RECORDED INFORMATION —
▼
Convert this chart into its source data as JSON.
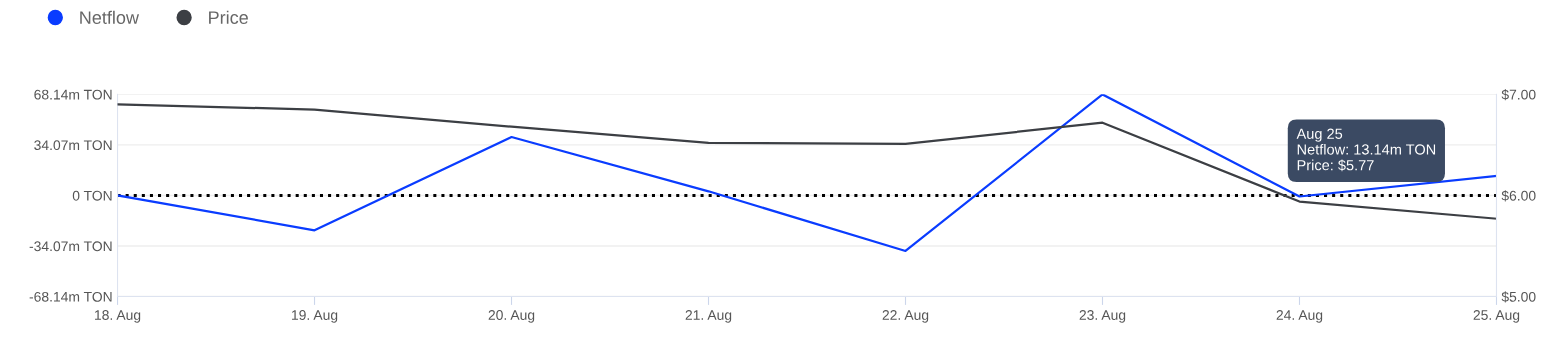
{
  "chart_data": {
    "type": "line",
    "categories": [
      "18. Aug",
      "19. Aug",
      "20. Aug",
      "21. Aug",
      "22. Aug",
      "23. Aug",
      "24. Aug",
      "25. Aug"
    ],
    "series": [
      {
        "name": "Netflow",
        "color": "#0a3cff",
        "values": [
          0,
          -23.5,
          39.4,
          2.8,
          -37.4,
          68.1,
          -0.7,
          13.14
        ]
      },
      {
        "name": "Price",
        "color": "#3c3f44",
        "axis": "y2",
        "values": [
          6.9,
          6.85,
          6.68,
          6.52,
          6.51,
          6.72,
          5.94,
          5.77
        ]
      }
    ],
    "ylim": [
      -68.14,
      68.14
    ],
    "yticks": [
      {
        "value": -68.14,
        "label": "-68.14m TON"
      },
      {
        "value": -34.07,
        "label": "-34.07m TON"
      },
      {
        "value": 0,
        "label": "0 TON"
      },
      {
        "value": 34.07,
        "label": "34.07m TON"
      },
      {
        "value": 68.14,
        "label": "68.14m TON"
      }
    ],
    "y2lim": [
      5.0,
      7.0
    ],
    "y2ticks": [
      {
        "value": 5.0,
        "label": "$5.00"
      },
      {
        "value": 6.0,
        "label": "$6.00"
      },
      {
        "value": 7.0,
        "label": "$7.00"
      }
    ],
    "ref_lines": [
      {
        "axis": "y",
        "value": 0,
        "color": "#000000",
        "line_style": "dotted"
      }
    ],
    "annotations": [
      "Aug 25\nNetflow: 13.14m TON\nPrice: $5.77"
    ],
    "grid": "y",
    "legend": "top left",
    "marker": "none",
    "line_style": "solid"
  }
}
▲
WRITTEN EXERCISE — Go through the listing above and quote it exactly, apart from its images.

THE ANSWER —
Convert this chart into its source data as JSON.
{
  "chart_data": {
    "type": "line",
    "categories": [
      "18. Aug",
      "19. Aug",
      "20. Aug",
      "21. Aug",
      "22. Aug",
      "23. Aug",
      "24. Aug",
      "25. Aug"
    ],
    "series": [
      {
        "name": "Netflow",
        "color": "#0a3cff",
        "values": [
          0,
          -23.5,
          39.4,
          2.8,
          -37.4,
          68.1,
          -0.7,
          13.14
        ]
      },
      {
        "name": "Price",
        "color": "#3c3f44",
        "axis": "y2",
        "values": [
          6.9,
          6.85,
          6.68,
          6.52,
          6.51,
          6.72,
          5.94,
          5.77
        ]
      }
    ],
    "ylim": [
      -68.14,
      68.14
    ],
    "yticks": [
      {
        "value": -68.14,
        "label": "-68.14m TON"
      },
      {
        "value": -34.07,
        "label": "-34.07m TON"
      },
      {
        "value": 0,
        "label": "0 TON"
      },
      {
        "value": 34.07,
        "label": "34.07m TON"
      },
      {
        "value": 68.14,
        "label": "68.14m TON"
      }
    ],
    "y2lim": [
      5.0,
      7.0
    ],
    "y2ticks": [
      {
        "value": 5.0,
        "label": "$5.00"
      },
      {
        "value": 6.0,
        "label": "$6.00"
      },
      {
        "value": 7.0,
        "label": "$7.00"
      }
    ],
    "ref_lines": [
      {
        "axis": "y",
        "value": 0,
        "color": "#000000",
        "line_style": "dotted"
      }
    ],
    "annotations": [
      "Aug 25\nNetflow: 13.14m TON\nPrice: $5.77"
    ],
    "grid": "y",
    "legend": "top left",
    "marker": "none",
    "line_style": "solid"
  }
}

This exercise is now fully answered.